— Short problem —
Pull every line with the word "rozsahu" out of the entries below.

— Dataset entries —
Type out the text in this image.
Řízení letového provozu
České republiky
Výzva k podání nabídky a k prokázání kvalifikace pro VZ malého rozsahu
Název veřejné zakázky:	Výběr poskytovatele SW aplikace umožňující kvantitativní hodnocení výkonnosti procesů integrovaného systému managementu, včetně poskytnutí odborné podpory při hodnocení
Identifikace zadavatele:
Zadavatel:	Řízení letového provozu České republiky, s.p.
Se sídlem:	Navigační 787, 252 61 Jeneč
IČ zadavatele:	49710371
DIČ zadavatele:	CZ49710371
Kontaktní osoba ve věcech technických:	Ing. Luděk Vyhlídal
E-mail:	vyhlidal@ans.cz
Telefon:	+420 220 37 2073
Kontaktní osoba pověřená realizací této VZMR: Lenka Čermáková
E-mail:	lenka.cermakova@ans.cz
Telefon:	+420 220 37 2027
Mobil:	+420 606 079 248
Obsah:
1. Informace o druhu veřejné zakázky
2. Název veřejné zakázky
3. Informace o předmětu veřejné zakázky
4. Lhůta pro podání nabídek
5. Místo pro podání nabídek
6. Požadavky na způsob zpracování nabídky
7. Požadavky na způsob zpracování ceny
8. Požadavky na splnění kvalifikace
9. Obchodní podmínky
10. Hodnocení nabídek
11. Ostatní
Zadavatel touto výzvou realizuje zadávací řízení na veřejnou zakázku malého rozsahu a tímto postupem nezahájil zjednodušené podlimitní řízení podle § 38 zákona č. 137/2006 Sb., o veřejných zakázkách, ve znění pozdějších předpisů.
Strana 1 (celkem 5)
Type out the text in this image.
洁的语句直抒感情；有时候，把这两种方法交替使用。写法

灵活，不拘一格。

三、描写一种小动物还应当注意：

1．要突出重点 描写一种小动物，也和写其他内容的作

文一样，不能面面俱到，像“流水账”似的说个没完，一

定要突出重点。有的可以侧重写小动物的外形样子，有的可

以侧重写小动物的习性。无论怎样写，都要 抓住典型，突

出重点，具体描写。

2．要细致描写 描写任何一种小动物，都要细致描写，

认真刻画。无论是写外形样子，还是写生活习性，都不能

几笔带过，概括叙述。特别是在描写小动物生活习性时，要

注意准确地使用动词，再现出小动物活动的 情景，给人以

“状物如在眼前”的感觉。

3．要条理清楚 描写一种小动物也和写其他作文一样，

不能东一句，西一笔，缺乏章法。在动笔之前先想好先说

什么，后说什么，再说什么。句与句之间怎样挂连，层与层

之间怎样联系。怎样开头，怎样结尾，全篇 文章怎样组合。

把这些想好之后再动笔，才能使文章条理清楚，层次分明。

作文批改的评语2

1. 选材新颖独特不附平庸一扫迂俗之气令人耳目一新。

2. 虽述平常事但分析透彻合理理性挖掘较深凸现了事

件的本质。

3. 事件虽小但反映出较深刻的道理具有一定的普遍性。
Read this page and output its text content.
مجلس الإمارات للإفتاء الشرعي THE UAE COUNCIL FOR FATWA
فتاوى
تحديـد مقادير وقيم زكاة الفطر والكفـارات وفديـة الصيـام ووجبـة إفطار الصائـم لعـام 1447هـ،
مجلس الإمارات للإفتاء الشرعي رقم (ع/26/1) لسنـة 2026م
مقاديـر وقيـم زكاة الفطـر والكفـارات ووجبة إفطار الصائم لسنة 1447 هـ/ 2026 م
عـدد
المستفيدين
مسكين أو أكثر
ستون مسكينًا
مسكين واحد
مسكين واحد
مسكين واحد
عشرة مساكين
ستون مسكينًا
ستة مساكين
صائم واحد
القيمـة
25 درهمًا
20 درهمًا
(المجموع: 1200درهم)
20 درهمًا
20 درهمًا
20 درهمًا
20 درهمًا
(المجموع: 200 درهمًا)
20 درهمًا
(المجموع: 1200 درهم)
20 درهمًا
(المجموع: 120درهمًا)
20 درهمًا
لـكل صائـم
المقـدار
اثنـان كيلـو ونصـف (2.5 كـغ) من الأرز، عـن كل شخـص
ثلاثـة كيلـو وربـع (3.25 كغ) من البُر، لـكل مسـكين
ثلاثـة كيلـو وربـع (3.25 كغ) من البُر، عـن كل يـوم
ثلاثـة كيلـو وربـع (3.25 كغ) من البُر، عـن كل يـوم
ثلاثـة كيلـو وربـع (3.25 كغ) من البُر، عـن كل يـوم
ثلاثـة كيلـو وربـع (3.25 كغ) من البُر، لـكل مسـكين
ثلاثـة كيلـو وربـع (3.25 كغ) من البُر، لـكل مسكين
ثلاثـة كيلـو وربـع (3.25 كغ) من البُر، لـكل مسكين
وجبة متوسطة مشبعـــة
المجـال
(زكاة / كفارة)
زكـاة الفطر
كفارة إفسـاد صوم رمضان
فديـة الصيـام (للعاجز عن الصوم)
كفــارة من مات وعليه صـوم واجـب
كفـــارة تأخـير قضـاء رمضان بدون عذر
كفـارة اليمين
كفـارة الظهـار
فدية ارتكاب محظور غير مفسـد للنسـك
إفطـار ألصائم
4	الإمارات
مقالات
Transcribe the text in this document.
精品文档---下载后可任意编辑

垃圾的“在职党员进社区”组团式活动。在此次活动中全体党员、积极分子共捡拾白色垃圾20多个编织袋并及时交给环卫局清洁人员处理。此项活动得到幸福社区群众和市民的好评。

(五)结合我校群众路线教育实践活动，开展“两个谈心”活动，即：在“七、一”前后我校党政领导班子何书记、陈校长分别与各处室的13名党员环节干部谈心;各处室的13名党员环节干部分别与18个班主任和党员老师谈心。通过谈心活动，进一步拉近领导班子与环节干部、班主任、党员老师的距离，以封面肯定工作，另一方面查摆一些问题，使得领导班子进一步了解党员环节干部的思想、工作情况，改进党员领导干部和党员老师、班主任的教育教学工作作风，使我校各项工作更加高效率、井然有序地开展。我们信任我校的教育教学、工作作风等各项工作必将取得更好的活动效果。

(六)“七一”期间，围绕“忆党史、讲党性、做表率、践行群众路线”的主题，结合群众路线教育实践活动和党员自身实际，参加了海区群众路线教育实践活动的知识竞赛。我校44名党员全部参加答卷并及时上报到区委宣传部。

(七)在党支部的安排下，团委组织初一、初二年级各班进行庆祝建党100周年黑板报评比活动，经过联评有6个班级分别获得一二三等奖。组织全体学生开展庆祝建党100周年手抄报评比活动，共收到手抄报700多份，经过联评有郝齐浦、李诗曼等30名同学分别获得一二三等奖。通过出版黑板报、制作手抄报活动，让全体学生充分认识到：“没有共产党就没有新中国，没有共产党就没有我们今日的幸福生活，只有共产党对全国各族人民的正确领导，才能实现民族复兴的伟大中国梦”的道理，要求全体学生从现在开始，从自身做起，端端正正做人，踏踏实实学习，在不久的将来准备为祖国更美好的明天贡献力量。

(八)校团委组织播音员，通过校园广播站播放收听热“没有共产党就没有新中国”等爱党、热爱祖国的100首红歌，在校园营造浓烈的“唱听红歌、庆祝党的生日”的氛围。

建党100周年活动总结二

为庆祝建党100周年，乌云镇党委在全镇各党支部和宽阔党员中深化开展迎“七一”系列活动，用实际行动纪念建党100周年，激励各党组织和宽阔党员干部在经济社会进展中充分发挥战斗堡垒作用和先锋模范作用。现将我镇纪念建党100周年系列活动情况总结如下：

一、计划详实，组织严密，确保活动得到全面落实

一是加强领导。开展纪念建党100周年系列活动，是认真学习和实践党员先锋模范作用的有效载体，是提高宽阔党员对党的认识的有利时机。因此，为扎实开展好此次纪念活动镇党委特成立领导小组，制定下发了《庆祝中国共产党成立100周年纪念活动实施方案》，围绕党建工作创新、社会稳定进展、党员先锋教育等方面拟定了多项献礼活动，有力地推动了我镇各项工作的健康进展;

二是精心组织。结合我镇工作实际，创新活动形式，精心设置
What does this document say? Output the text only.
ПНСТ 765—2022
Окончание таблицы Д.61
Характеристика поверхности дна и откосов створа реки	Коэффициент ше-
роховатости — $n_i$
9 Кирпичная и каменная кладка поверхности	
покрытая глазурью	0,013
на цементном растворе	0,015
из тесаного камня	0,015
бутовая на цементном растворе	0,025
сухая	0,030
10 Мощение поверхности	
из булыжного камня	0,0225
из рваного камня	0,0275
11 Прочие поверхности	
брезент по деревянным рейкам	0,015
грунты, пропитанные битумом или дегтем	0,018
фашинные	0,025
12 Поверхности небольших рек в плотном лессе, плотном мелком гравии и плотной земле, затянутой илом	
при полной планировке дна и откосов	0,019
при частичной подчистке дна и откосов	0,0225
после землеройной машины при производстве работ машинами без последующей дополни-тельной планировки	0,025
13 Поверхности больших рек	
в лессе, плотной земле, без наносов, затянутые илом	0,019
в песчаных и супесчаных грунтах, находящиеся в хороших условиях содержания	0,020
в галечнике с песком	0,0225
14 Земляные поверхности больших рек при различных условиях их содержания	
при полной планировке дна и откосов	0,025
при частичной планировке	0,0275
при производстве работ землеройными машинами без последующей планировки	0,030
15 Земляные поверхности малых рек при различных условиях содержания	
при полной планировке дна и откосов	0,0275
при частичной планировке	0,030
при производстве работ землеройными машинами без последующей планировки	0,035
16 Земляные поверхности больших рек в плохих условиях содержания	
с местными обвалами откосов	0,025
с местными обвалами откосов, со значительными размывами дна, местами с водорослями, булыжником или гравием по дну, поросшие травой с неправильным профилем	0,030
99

— Solution —
Výzva k podání nabídky a k prokázání kvalifikace pro VZ malého rozsahu
Zadavatel touto výzvou realizuje zadávací řízení na veřejnou zakázku malého rozsahu a tímto postupem nezahájil zjednodušené podlimitní řízení podle § 38 zákona č. 137/2006 Sb., o veřejných zakázkách, ve znění pozdějších předpisů.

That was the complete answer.